Data entries
++++++++++

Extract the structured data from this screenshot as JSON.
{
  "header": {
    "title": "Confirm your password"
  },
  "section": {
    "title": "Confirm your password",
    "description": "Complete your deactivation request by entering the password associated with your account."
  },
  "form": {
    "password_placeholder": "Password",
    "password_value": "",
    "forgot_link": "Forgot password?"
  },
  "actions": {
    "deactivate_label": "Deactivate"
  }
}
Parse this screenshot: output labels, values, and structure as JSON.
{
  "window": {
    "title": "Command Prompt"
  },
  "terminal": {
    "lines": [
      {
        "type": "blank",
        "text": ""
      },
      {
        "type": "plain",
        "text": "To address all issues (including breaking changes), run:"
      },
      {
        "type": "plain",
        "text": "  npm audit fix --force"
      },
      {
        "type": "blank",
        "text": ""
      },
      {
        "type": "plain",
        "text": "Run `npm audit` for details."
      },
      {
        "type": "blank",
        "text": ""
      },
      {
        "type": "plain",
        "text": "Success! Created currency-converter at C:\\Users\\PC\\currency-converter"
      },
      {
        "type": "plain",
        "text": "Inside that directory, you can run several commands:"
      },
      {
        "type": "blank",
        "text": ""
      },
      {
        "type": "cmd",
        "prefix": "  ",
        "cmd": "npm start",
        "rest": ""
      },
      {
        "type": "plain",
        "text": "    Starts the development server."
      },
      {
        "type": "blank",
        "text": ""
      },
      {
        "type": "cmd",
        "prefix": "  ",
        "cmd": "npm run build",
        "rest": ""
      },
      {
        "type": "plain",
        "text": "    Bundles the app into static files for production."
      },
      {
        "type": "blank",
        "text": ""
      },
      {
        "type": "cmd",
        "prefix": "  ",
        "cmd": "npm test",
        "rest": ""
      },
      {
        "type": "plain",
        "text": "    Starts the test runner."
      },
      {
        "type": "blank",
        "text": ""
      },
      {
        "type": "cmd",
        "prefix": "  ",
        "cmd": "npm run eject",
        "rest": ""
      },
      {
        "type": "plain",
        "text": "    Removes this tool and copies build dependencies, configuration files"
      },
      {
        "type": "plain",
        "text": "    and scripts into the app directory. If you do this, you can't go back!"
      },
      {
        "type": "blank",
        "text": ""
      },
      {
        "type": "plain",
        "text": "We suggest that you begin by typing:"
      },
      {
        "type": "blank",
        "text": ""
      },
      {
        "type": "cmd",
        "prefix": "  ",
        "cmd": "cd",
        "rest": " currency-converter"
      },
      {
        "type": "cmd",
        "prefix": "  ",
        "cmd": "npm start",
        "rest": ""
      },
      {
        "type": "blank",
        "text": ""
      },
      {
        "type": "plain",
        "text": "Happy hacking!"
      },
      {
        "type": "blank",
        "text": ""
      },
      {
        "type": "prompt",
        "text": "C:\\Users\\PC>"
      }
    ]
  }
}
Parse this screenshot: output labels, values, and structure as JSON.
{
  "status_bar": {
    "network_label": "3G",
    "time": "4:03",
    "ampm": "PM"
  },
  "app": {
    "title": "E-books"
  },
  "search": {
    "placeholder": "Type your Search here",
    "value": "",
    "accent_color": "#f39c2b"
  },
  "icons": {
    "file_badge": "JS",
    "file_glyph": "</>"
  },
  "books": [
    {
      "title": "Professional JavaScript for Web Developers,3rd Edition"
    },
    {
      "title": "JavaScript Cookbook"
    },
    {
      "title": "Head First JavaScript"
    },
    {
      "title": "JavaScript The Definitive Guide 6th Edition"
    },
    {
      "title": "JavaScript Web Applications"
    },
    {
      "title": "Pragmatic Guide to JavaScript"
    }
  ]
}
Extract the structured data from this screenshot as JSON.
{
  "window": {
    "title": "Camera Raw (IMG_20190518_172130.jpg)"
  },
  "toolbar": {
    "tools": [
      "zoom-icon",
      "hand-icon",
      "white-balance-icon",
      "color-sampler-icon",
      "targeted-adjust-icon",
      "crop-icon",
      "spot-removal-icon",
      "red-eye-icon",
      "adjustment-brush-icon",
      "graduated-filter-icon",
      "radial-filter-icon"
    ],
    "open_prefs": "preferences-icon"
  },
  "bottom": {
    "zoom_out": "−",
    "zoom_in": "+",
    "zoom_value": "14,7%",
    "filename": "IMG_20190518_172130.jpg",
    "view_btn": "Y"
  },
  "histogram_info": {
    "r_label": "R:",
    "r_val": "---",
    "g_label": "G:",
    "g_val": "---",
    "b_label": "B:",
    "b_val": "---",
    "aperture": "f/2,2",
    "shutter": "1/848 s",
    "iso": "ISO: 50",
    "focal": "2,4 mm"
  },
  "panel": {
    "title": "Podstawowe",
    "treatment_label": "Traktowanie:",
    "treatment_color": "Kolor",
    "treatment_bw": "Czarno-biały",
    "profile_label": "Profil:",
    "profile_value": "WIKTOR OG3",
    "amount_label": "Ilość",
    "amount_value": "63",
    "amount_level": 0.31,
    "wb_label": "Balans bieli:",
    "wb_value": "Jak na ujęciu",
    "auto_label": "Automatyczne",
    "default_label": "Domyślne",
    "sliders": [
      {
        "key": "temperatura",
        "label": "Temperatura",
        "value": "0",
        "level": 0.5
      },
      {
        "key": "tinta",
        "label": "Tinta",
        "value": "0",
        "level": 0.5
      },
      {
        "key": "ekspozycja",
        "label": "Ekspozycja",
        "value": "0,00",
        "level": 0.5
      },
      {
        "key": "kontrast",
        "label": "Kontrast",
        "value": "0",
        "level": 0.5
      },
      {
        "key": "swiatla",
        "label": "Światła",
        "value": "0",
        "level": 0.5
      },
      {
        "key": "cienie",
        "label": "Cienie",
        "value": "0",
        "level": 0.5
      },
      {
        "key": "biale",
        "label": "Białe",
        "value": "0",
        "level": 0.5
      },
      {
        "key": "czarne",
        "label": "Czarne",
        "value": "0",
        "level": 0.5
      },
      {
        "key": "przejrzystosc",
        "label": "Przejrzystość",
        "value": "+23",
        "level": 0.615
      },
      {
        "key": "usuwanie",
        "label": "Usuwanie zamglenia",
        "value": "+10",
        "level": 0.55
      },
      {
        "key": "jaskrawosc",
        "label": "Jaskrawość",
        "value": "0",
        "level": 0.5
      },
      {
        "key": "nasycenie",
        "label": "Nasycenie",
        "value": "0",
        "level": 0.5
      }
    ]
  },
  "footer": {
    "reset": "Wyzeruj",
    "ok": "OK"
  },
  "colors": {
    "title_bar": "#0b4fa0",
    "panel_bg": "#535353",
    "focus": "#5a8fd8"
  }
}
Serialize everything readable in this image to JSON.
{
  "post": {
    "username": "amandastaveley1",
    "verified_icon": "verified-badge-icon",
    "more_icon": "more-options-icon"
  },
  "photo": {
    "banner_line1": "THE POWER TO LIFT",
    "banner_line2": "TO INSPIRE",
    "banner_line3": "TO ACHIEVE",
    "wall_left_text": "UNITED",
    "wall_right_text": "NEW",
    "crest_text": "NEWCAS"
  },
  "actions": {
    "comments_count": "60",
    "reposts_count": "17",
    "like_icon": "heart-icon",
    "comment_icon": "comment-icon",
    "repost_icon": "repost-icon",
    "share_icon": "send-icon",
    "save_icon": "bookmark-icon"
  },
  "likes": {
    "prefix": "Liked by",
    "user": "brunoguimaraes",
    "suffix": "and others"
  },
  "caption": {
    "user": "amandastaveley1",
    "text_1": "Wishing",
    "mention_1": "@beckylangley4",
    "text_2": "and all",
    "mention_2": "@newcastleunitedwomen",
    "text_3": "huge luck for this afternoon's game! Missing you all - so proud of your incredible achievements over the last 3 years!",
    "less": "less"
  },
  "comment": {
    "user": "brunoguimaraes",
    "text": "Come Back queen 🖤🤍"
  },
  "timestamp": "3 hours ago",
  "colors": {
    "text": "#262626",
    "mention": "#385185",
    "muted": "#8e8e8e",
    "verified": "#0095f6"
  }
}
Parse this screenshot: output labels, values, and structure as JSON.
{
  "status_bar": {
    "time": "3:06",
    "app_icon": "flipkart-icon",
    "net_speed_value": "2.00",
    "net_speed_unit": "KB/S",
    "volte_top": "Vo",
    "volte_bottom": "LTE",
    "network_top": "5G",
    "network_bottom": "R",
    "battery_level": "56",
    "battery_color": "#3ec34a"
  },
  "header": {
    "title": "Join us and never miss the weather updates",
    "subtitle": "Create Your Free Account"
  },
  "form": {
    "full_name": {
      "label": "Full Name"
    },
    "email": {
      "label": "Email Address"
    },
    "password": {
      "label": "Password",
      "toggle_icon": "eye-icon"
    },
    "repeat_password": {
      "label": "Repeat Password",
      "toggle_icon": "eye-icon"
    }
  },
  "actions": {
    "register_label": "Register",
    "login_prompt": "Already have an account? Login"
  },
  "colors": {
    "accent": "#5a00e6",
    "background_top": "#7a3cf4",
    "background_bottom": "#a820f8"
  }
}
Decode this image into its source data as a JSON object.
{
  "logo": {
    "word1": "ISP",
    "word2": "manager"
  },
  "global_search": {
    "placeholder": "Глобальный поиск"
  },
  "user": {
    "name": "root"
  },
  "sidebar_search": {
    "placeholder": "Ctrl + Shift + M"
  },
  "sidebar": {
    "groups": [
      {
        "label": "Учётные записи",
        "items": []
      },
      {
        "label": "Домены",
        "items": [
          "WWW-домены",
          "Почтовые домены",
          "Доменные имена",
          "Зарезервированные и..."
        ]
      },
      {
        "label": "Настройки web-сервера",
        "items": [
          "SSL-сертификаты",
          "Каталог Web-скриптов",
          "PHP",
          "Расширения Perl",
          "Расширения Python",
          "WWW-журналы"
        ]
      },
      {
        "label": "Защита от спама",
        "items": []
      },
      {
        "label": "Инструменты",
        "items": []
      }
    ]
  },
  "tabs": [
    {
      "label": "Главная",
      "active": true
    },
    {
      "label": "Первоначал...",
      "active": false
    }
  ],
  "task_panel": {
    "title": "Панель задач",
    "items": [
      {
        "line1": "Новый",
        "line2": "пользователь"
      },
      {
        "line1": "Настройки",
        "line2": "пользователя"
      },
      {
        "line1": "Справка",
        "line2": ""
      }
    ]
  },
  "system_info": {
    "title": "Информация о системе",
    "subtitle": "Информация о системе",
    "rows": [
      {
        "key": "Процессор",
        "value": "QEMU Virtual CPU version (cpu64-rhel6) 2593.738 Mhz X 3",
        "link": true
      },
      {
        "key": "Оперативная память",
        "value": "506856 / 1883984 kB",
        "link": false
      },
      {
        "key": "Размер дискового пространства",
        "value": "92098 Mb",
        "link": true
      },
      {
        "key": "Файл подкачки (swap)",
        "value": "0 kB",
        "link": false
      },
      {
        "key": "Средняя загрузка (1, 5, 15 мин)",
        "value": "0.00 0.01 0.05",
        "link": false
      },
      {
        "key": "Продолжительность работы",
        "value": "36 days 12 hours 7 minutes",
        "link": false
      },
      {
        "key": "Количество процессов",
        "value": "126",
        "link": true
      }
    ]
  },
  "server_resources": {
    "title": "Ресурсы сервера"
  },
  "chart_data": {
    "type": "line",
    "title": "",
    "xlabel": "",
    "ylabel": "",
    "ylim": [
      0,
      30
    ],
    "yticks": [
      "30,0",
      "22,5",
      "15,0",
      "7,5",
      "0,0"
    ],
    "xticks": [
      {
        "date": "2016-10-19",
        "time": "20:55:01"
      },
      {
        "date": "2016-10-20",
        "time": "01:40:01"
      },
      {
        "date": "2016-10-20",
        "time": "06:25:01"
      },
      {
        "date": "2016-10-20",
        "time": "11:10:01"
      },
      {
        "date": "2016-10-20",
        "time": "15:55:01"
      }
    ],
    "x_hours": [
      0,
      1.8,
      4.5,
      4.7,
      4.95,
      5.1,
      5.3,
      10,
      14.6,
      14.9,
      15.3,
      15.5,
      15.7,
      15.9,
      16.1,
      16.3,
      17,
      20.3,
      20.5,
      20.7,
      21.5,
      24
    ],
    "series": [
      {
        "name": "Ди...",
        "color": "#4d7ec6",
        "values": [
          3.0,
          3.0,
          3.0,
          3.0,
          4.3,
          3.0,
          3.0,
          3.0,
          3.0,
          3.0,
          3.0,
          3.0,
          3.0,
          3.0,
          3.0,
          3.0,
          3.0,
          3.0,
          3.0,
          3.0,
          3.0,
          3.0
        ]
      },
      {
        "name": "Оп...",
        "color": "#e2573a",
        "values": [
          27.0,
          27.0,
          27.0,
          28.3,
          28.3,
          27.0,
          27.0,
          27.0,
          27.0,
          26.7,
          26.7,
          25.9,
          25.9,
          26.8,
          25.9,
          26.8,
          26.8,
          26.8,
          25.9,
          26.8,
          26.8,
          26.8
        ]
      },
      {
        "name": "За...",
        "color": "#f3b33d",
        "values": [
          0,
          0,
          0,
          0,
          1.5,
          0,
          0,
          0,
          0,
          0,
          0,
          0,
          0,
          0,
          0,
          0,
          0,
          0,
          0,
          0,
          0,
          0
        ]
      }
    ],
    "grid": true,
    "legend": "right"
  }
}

++++++++++

The task
Copy out every line of the data that includes "this".

Full response
Extract the structured data from this screenshot as JSON.
Parse this screenshot: output labels, values, and structure as JSON.
        "text": "    Removes this tool and copies build dependencies, configuration files"
        "text": "    and scripts into the app directory. If you do this, you can't go back!"
Parse this screenshot: output labels, values, and structure as JSON.
Extract the structured data from this screenshot as JSON.
Serialize everything readable in this image to JSON.
    "text_3": "huge luck for this afternoon's game! Missing you all - so proud of your incredible achievements over the last 3 years!",
Parse this screenshot: output labels, values, and structure as JSON.
Decode this image into its source data as a JSON object.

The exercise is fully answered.